### [What to do]
How many lines in the listing below include the word "facts"? Answer with the number and nothing else.
========
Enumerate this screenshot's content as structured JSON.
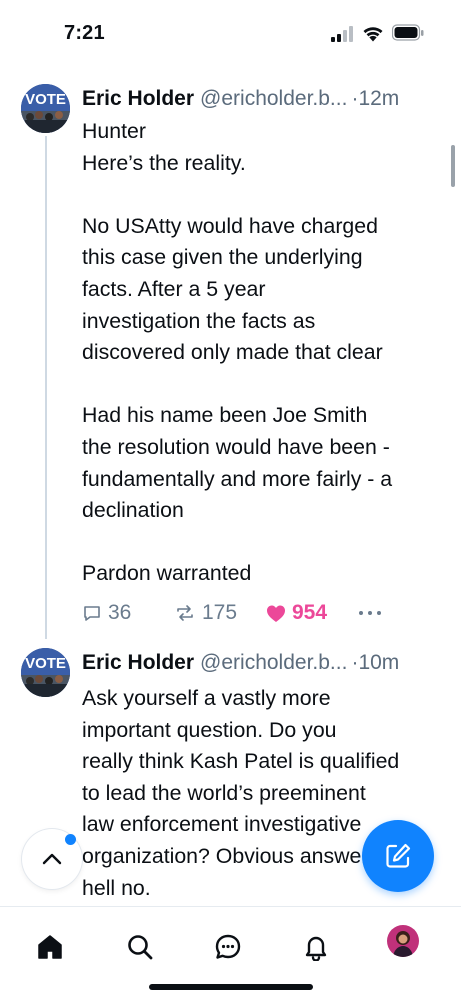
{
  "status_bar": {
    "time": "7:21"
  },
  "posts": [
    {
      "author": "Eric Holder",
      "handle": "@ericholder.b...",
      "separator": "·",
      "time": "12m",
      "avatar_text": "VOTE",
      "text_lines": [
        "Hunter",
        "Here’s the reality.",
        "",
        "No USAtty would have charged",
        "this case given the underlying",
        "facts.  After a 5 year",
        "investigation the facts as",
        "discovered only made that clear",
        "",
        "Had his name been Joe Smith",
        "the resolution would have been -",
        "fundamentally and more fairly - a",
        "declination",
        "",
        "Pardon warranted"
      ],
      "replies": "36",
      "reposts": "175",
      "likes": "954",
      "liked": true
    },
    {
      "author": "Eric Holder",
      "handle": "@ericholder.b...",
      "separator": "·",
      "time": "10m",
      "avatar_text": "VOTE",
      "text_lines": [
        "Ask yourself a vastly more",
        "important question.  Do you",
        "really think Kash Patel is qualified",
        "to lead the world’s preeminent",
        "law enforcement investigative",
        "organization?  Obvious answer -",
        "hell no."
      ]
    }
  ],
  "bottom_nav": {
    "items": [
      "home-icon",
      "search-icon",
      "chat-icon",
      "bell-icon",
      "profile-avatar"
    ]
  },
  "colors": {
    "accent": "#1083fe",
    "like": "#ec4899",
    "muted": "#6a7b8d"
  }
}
========
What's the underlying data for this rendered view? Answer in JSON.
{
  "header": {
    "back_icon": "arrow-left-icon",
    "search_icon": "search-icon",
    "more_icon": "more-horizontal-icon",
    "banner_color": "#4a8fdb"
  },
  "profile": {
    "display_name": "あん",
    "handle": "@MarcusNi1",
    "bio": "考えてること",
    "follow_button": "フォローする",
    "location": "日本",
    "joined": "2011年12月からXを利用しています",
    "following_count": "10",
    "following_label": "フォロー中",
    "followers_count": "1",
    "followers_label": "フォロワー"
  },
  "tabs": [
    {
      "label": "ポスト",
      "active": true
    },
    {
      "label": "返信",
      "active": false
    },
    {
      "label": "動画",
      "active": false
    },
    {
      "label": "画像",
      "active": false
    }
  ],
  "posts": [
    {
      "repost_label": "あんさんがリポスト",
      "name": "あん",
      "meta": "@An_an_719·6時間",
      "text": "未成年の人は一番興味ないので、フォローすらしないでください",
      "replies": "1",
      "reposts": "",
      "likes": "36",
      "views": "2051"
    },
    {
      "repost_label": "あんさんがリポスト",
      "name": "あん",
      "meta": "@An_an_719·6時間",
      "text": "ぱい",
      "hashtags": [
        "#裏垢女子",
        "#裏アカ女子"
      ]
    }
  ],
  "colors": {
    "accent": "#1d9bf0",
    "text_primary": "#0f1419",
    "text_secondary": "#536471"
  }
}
========
### [Answer in full]
2